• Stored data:
* start *

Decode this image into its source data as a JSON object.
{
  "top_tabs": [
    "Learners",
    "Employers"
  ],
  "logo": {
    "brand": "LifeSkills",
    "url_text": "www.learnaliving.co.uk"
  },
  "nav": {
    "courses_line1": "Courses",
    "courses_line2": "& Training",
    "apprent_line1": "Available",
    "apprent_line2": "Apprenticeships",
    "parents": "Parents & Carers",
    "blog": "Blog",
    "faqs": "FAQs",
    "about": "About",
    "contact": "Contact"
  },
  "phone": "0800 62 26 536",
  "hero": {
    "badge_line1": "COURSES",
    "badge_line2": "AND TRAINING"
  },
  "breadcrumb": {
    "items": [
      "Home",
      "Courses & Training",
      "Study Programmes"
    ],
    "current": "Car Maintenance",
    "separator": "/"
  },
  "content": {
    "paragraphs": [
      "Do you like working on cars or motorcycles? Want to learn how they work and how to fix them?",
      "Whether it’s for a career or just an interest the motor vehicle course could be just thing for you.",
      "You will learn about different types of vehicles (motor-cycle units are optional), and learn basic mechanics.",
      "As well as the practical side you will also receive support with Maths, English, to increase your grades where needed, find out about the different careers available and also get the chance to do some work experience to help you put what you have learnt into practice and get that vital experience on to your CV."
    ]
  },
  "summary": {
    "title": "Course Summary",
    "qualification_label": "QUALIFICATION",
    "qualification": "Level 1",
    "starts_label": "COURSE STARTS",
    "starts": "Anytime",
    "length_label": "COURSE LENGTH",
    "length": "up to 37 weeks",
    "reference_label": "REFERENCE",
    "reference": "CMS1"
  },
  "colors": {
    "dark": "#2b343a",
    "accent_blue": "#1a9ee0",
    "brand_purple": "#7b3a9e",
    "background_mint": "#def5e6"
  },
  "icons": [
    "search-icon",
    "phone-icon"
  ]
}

* end *
* start *

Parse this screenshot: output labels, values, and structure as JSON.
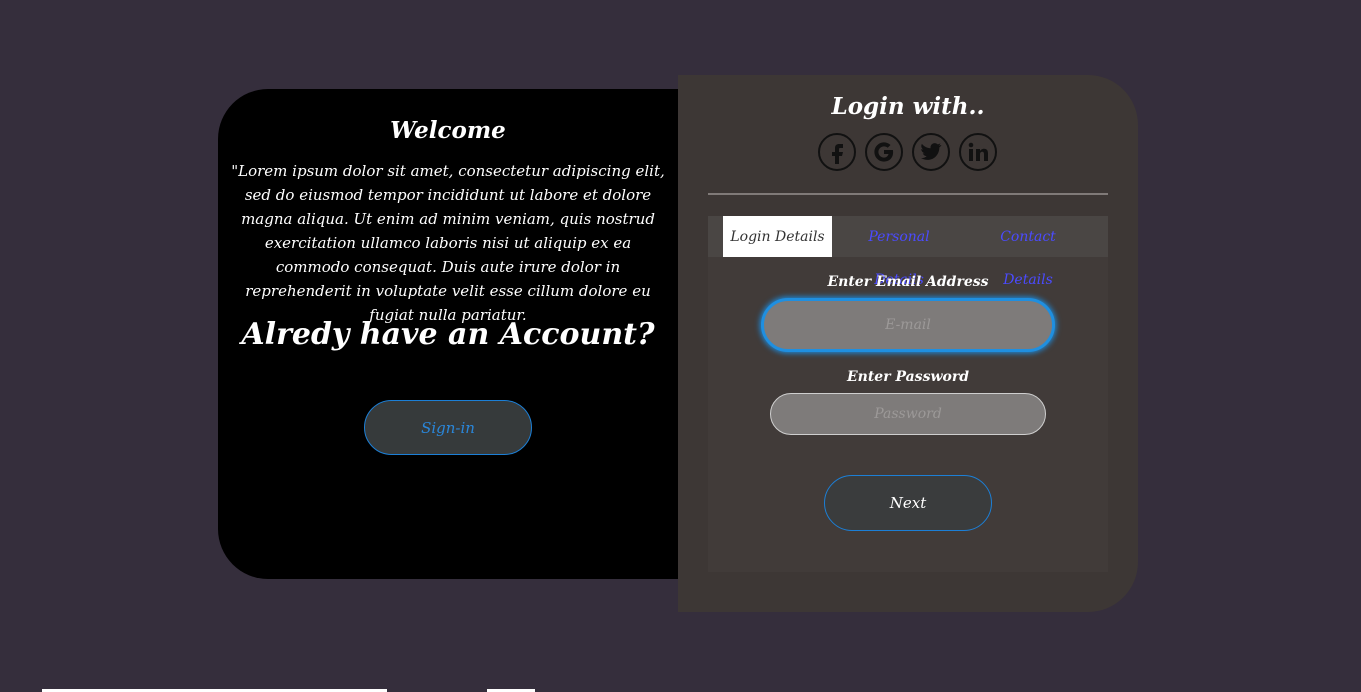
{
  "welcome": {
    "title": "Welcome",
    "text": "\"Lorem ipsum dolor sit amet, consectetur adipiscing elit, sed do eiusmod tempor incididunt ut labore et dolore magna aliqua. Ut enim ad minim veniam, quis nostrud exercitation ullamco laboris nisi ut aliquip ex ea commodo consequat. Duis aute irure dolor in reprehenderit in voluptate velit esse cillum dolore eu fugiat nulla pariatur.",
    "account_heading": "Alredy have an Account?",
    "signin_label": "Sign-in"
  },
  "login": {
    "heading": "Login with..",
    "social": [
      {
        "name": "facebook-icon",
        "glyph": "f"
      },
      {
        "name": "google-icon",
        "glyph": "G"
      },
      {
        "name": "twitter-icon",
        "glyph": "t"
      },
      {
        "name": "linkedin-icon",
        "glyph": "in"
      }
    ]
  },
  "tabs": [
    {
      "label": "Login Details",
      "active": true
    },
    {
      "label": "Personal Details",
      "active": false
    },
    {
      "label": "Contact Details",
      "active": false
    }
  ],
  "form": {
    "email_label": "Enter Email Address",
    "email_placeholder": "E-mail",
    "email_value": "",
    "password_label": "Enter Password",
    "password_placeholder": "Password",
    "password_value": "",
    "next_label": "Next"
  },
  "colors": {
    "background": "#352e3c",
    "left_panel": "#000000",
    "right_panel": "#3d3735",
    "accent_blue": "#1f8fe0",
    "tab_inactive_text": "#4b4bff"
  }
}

* end *
* start *

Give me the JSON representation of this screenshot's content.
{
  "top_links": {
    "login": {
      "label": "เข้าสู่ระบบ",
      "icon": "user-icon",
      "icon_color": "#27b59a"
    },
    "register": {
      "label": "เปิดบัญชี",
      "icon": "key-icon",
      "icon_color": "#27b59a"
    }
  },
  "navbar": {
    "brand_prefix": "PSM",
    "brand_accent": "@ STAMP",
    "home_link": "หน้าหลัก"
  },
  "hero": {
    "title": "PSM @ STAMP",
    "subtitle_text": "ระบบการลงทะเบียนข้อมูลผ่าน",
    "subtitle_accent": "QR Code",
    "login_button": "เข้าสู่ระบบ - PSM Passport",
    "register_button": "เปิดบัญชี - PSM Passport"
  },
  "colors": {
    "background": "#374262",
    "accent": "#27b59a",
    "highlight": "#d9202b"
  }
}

* end *

• Request:
Display every line of the listing that contains the string "JSON".

• Exercise result:
Decode this image into its source data as a JSON object.
Parse this screenshot: output labels, values, and structure as JSON.
Give me the JSON representation of this screenshot's content.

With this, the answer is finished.